<<<<
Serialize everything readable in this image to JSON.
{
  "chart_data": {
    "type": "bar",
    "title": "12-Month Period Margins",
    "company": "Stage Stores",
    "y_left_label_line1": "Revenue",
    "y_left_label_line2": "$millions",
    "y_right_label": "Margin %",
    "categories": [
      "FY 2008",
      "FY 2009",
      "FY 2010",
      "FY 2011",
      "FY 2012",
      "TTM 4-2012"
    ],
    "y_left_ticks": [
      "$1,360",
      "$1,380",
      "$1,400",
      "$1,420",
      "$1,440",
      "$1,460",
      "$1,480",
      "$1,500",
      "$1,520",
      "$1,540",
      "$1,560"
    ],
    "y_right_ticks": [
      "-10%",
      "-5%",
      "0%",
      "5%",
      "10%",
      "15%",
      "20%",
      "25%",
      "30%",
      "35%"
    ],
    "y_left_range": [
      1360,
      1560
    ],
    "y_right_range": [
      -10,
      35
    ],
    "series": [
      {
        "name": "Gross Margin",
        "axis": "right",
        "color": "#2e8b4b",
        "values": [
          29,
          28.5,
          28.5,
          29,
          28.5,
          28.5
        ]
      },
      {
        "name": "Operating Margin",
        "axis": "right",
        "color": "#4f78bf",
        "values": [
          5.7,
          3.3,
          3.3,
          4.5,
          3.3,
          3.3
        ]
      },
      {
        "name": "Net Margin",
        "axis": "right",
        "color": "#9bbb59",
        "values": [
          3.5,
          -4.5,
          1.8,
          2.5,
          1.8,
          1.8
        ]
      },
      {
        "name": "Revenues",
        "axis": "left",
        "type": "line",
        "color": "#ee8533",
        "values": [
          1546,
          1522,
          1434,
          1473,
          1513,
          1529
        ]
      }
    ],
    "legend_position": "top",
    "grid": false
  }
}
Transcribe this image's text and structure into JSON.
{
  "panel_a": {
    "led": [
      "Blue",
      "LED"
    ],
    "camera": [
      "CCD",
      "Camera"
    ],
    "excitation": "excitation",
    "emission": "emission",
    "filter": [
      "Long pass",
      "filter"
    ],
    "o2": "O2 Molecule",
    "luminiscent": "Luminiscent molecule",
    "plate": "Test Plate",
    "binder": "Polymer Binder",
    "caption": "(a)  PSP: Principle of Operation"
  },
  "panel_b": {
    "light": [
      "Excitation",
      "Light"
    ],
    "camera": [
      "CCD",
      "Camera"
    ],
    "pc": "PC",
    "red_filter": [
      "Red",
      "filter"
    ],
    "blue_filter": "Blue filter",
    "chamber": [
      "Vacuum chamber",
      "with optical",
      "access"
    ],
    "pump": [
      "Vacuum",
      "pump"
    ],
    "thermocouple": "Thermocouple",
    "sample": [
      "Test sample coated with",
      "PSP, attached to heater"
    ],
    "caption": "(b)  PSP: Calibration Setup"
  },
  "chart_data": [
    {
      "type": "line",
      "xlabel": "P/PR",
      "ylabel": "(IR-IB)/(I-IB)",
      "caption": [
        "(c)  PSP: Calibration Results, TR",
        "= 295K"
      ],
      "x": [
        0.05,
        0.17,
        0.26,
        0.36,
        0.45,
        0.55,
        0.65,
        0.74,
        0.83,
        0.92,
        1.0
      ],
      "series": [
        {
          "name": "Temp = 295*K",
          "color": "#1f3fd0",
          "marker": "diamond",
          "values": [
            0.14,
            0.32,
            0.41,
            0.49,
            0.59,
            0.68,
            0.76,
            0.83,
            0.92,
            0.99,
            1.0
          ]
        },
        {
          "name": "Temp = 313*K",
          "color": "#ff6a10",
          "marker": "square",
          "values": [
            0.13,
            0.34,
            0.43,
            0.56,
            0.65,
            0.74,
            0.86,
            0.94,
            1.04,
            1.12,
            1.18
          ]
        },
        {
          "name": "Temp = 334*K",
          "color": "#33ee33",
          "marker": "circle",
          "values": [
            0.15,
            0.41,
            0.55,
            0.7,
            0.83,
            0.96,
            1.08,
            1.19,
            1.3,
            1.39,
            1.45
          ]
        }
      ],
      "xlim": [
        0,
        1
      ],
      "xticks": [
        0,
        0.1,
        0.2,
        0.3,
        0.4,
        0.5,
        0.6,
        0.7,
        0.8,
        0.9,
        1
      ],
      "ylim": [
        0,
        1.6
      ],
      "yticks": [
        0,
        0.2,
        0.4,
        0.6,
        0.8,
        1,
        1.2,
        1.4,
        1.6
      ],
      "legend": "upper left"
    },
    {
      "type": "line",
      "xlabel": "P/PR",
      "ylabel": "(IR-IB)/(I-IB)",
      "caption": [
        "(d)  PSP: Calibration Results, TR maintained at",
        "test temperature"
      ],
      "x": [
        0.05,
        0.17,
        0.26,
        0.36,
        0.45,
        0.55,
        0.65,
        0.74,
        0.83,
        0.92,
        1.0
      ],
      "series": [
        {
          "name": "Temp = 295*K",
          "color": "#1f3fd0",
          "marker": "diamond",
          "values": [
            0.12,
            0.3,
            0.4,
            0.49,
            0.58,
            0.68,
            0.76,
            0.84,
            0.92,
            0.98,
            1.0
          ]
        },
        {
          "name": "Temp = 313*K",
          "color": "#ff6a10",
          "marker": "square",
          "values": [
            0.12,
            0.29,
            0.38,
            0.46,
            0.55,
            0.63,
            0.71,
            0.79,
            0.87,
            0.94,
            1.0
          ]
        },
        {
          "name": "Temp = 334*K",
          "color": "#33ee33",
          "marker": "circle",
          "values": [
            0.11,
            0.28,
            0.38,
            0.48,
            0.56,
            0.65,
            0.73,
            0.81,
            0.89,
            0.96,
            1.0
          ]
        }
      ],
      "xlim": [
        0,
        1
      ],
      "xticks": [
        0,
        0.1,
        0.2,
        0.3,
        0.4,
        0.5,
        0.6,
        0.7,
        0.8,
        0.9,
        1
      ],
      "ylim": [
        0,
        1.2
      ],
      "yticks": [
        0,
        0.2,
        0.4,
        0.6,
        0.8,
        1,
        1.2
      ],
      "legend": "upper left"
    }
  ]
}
>>>>
Write out every entry again exactly, please, with nothing missing.

Serialize everything readable in this image to JSON.
{
  "chart_data": {
    "type": "bar",
    "title": "12-Month Period Margins",
    "company": "Stage Stores",
    "y_left_label_line1": "Revenue",
    "y_left_label_line2": "$millions",
    "y_right_label": "Margin %",
    "categories": [
      "FY 2008",
      "FY 2009",
      "FY 2010",
      "FY 2011",
      "FY 2012",
      "TTM 4-2012"
    ],
    "y_left_ticks": [
      "$1,360",
      "$1,380",
      "$1,400",
      "$1,420",
      "$1,440",
      "$1,460",
      "$1,480",
      "$1,500",
      "$1,520",
      "$1,540",
      "$1,560"
    ],
    "y_right_ticks": [
      "-10%",
      "-5%",
      "0%",
      "5%",
      "10%",
      "15%",
      "20%",
      "25%",
      "30%",
      "35%"
    ],
    "y_left_range": [
      1360,
      1560
    ],
    "y_right_range": [
      -10,
      35
    ],
    "series": [
      {
        "name": "Gross Margin",
        "axis": "right",
        "color": "#2e8b4b",
        "values": [
          29,
          28.5,
          28.5,
          29,
          28.5,
          28.5
        ]
      },
      {
        "name": "Operating Margin",
        "axis": "right",
        "color": "#4f78bf",
        "values": [
          5.7,
          3.3,
          3.3,
          4.5,
          3.3,
          3.3
        ]
      },
      {
        "name": "Net Margin",
        "axis": "right",
        "color": "#9bbb59",
        "values": [
          3.5,
          -4.5,
          1.8,
          2.5,
          1.8,
          1.8
        ]
      },
      {
        "name": "Revenues",
        "axis": "left",
        "type": "line",
        "color": "#ee8533",
        "values": [
          1546,
          1522,
          1434,
          1473,
          1513,
          1529
        ]
      }
    ],
    "legend_position": "top",
    "grid": false
  }
}
Transcribe this image's text and structure into JSON.
{
  "panel_a": {
    "led": [
      "Blue",
      "LED"
    ],
    "camera": [
      "CCD",
      "Camera"
    ],
    "excitation": "excitation",
    "emission": "emission",
    "filter": [
      "Long pass",
      "filter"
    ],
    "o2": "O2 Molecule",
    "luminiscent": "Luminiscent molecule",
    "plate": "Test Plate",
    "binder": "Polymer Binder",
    "caption": "(a)  PSP: Principle of Operation"
  },
  "panel_b": {
    "light": [
      "Excitation",
      "Light"
    ],
    "camera": [
      "CCD",
      "Camera"
    ],
    "pc": "PC",
    "red_filter": [
      "Red",
      "filter"
    ],
    "blue_filter": "Blue filter",
    "chamber": [
      "Vacuum chamber",
      "with optical",
      "access"
    ],
    "pump": [
      "Vacuum",
      "pump"
    ],
    "thermocouple": "Thermocouple",
    "sample": [
      "Test sample coated with",
      "PSP, attached to heater"
    ],
    "caption": "(b)  PSP: Calibration Setup"
  },
  "chart_data": [
    {
      "type": "line",
      "xlabel": "P/PR",
      "ylabel": "(IR-IB)/(I-IB)",
      "caption": [
        "(c)  PSP: Calibration Results, TR",
        "= 295K"
      ],
      "x": [
        0.05,
        0.17,
        0.26,
        0.36,
        0.45,
        0.55,
        0.65,
        0.74,
        0.83,
        0.92,
        1.0
      ],
      "series": [
        {
          "name": "Temp = 295*K",
          "color": "#1f3fd0",
          "marker": "diamond",
          "values": [
            0.14,
            0.32,
            0.41,
            0.49,
            0.59,
            0.68,
            0.76,
            0.83,
            0.92,
            0.99,
            1.0
          ]
        },
        {
          "name": "Temp = 313*K",
          "color": "#ff6a10",
          "marker": "square",
          "values": [
            0.13,
            0.34,
            0.43,
            0.56,
            0.65,
            0.74,
            0.86,
            0.94,
            1.04,
            1.12,
            1.18
          ]
        },
        {
          "name": "Temp = 334*K",
          "color": "#33ee33",
          "marker": "circle",
          "values": [
            0.15,
            0.41,
            0.55,
            0.7,
            0.83,
            0.96,
            1.08,
            1.19,
            1.3,
            1.39,
            1.45
          ]
        }
      ],
      "xlim": [
        0,
        1
      ],
      "xticks": [
        0,
        0.1,
        0.2,
        0.3,
        0.4,
        0.5,
        0.6,
        0.7,
        0.8,
        0.9,
        1
      ],
      "ylim": [
        0,
        1.6
      ],
      "yticks": [
        0,
        0.2,
        0.4,
        0.6,
        0.8,
        1,
        1.2,
        1.4,
        1.6
      ],
      "legend": "upper left"
    },
    {
      "type": "line",
      "xlabel": "P/PR",
      "ylabel": "(IR-IB)/(I-IB)",
      "caption": [
        "(d)  PSP: Calibration Results, TR maintained at",
        "test temperature"
      ],
      "x": [
        0.05,
        0.17,
        0.26,
        0.36,
        0.45,
        0.55,
        0.65,
        0.74,
        0.83,
        0.92,
        1.0
      ],
      "series": [
        {
          "name": "Temp = 295*K",
          "color": "#1f3fd0",
          "marker": "diamond",
          "values": [
            0.12,
            0.3,
            0.4,
            0.49,
            0.58,
            0.68,
            0.76,
            0.84,
            0.92,
            0.98,
            1.0
          ]
        },
        {
          "name": "Temp = 313*K",
          "color": "#ff6a10",
          "marker": "square",
          "values": [
            0.12,
            0.29,
            0.38,
            0.46,
            0.55,
            0.63,
            0.71,
            0.79,
            0.87,
            0.94,
            1.0
          ]
        },
        {
          "name": "Temp = 334*K",
          "color": "#33ee33",
          "marker": "circle",
          "values": [
            0.11,
            0.28,
            0.38,
            0.48,
            0.56,
            0.65,
            0.73,
            0.81,
            0.89,
            0.96,
            1.0
          ]
        }
      ],
      "xlim": [
        0,
        1
      ],
      "xticks": [
        0,
        0.1,
        0.2,
        0.3,
        0.4,
        0.5,
        0.6,
        0.7,
        0.8,
        0.9,
        1
      ],
      "ylim": [
        0,
        1.2
      ],
      "yticks": [
        0,
        0.2,
        0.4,
        0.6,
        0.8,
        1,
        1.2
      ],
      "legend": "upper left"
    }
  ]
}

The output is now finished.